Work to be completed: Select the lines that hold the word "toán" and copy each one.
****************
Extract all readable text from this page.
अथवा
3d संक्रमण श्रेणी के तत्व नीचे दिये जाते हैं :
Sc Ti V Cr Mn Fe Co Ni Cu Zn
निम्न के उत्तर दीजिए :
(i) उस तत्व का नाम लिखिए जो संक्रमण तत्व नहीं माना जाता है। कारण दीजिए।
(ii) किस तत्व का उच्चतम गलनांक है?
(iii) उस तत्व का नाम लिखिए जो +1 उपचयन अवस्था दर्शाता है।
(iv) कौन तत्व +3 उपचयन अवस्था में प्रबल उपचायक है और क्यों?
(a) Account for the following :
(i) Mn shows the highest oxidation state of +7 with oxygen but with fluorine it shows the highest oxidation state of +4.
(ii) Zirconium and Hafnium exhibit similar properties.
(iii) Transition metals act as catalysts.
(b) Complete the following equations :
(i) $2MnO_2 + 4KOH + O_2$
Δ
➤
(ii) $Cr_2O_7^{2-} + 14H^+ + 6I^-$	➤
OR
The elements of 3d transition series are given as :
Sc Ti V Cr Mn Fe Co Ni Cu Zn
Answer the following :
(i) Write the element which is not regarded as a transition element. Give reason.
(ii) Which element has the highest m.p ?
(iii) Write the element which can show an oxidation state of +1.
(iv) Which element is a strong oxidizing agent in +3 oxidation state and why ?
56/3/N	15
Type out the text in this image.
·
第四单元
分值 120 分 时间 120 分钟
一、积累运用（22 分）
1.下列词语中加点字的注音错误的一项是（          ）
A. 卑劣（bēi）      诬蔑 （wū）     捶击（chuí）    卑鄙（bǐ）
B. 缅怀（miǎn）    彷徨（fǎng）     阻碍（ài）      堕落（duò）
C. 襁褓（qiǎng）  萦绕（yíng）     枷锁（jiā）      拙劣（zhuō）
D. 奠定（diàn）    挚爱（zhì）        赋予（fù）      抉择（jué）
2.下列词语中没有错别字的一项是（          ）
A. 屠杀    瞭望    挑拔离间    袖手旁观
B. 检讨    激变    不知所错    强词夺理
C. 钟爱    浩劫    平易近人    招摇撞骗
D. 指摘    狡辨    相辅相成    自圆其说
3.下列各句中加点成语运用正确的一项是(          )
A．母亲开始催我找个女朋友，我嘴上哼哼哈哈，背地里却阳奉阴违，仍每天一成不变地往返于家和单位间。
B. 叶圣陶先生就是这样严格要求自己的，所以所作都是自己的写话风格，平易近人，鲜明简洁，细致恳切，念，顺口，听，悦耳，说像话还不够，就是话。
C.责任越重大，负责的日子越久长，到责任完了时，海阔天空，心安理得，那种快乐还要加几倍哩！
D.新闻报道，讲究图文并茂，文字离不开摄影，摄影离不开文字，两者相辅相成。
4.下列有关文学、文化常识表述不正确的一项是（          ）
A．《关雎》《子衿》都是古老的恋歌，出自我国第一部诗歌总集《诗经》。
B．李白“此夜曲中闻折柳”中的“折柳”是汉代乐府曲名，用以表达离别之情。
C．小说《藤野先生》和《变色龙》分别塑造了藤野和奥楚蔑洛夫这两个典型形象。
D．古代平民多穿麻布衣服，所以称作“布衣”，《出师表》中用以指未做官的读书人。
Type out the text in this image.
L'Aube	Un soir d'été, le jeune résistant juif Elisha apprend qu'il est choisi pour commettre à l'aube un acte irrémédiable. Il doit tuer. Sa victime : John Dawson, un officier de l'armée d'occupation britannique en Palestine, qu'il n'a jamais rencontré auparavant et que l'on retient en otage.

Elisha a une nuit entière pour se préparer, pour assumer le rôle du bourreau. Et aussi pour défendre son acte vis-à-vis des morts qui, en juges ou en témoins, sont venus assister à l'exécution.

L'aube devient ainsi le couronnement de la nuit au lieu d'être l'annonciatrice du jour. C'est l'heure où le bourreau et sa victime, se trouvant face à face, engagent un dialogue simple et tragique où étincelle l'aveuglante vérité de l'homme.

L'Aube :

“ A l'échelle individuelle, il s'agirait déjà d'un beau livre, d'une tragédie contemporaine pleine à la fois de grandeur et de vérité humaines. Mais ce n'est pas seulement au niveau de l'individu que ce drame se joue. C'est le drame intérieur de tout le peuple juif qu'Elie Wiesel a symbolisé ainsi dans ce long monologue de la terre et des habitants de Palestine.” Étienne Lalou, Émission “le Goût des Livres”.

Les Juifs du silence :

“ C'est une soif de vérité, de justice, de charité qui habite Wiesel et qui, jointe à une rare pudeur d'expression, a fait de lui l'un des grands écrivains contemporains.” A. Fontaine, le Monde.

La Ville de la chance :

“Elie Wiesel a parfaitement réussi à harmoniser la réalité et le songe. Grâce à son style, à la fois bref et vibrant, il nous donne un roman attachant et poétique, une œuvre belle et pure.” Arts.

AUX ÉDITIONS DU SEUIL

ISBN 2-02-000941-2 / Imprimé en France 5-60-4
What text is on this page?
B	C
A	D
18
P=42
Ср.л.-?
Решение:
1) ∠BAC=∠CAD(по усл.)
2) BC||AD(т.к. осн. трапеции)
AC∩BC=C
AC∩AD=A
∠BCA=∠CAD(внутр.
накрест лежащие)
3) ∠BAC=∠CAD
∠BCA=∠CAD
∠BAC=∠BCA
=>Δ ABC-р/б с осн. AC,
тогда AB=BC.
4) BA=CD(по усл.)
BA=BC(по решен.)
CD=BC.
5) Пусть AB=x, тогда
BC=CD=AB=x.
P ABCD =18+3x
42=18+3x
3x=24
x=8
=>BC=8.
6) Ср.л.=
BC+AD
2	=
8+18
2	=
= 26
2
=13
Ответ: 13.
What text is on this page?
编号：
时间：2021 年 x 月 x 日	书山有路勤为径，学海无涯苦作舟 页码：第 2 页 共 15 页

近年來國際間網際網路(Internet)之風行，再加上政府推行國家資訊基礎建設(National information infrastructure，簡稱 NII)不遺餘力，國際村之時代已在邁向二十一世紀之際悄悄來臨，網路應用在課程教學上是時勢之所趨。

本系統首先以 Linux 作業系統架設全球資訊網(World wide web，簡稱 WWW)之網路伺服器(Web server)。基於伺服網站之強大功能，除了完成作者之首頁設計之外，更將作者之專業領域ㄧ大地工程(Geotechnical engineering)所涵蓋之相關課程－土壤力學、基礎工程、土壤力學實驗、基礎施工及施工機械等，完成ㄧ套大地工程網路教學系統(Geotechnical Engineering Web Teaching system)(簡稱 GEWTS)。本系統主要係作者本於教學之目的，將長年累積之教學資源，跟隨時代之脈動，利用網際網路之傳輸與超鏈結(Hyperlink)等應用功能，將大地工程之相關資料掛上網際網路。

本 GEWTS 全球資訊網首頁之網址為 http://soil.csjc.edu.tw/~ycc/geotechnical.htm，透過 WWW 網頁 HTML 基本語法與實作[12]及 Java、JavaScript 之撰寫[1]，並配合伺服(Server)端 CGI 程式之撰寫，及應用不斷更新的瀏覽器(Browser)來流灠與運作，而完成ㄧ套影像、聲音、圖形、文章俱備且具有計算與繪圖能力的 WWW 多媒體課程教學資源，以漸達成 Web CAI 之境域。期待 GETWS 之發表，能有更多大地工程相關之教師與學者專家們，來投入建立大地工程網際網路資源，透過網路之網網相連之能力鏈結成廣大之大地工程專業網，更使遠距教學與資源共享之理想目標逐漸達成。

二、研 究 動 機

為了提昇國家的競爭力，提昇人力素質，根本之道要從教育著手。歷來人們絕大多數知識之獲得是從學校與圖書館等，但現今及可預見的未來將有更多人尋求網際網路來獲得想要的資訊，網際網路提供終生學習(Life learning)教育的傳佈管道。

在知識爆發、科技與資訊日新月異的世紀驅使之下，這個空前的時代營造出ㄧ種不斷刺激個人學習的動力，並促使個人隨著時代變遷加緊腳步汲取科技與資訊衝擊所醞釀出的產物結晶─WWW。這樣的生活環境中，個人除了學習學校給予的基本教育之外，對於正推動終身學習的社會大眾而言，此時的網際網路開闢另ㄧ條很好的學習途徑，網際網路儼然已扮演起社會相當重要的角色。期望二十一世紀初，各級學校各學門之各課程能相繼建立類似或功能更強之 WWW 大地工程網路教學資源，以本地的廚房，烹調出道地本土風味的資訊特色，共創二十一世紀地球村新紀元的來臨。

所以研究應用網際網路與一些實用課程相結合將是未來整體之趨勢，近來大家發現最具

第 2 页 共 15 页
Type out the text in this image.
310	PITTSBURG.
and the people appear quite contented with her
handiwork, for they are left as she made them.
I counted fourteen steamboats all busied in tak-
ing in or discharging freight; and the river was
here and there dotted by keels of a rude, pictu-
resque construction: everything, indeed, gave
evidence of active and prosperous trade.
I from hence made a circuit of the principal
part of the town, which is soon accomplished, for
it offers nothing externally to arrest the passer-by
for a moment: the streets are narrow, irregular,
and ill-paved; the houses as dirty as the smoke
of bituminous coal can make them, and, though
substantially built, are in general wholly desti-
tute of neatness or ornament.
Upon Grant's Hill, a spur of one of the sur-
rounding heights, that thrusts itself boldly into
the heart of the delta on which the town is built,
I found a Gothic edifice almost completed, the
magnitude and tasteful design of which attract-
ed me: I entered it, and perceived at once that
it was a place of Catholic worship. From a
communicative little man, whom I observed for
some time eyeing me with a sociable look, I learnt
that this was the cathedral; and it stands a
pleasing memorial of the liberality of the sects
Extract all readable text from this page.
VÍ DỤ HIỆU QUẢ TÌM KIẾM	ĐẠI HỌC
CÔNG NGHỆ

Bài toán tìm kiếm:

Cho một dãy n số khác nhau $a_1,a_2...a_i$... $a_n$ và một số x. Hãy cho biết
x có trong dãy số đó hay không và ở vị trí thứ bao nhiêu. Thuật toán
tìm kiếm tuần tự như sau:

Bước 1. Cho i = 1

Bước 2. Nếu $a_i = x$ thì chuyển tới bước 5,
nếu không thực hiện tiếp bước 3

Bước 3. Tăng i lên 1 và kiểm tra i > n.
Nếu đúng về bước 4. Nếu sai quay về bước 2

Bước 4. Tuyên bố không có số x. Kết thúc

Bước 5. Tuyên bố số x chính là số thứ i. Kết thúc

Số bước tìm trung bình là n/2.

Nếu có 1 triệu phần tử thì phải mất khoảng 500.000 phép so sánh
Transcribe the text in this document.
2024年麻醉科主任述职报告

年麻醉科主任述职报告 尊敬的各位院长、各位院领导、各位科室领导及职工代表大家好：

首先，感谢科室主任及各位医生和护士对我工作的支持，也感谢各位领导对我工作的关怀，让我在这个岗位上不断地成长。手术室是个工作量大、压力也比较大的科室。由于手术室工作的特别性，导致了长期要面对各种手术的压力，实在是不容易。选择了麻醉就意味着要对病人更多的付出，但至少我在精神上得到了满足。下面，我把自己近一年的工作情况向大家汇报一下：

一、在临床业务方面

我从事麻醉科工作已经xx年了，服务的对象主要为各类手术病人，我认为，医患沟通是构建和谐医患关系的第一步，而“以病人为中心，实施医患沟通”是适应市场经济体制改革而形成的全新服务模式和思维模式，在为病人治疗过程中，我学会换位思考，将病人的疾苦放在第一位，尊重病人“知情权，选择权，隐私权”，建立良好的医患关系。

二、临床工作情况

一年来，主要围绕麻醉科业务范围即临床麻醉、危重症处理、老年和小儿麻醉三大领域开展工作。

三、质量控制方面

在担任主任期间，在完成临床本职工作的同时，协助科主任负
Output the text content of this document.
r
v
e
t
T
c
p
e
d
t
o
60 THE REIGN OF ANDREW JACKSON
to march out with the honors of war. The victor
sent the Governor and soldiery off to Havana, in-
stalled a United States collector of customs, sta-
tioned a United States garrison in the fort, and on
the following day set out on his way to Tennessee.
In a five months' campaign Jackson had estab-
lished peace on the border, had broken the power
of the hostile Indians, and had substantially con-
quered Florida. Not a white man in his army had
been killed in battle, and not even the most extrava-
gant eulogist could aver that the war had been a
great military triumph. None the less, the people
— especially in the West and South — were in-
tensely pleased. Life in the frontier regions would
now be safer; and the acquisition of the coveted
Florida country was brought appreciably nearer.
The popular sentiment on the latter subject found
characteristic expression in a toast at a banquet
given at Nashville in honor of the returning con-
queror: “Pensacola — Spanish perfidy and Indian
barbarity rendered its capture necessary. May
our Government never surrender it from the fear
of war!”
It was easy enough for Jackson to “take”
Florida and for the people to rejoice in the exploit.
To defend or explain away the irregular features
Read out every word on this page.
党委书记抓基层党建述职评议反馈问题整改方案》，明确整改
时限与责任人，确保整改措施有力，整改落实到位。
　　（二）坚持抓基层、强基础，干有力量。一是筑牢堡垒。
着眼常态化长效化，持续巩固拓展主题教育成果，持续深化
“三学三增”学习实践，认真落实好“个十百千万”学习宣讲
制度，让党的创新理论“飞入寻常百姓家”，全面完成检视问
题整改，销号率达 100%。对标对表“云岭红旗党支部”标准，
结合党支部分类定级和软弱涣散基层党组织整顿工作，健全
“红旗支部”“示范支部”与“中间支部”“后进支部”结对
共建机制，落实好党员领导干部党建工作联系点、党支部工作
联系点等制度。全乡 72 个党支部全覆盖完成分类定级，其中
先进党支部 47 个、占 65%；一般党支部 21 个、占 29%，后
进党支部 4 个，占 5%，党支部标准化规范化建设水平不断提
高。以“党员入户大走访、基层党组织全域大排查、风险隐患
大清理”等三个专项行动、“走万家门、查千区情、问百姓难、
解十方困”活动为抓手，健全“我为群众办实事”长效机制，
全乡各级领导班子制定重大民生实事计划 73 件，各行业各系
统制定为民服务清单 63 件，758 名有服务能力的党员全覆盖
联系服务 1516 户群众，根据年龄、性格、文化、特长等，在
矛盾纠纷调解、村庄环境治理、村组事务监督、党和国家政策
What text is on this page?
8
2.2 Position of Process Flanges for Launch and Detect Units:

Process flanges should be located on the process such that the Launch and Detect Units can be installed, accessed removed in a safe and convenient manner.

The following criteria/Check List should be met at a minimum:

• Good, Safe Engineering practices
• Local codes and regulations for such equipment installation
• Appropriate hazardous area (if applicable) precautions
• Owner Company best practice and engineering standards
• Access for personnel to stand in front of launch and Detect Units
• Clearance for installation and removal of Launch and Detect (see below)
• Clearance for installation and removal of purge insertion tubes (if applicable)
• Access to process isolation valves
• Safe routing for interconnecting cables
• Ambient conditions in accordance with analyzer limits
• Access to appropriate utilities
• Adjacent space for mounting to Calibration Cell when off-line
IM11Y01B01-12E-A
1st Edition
****************
Finished answer:
Bài toán tìm kiếm:
x có trong dãy số đó hay không và ở vị trí thứ bao nhiêu. Thuật toán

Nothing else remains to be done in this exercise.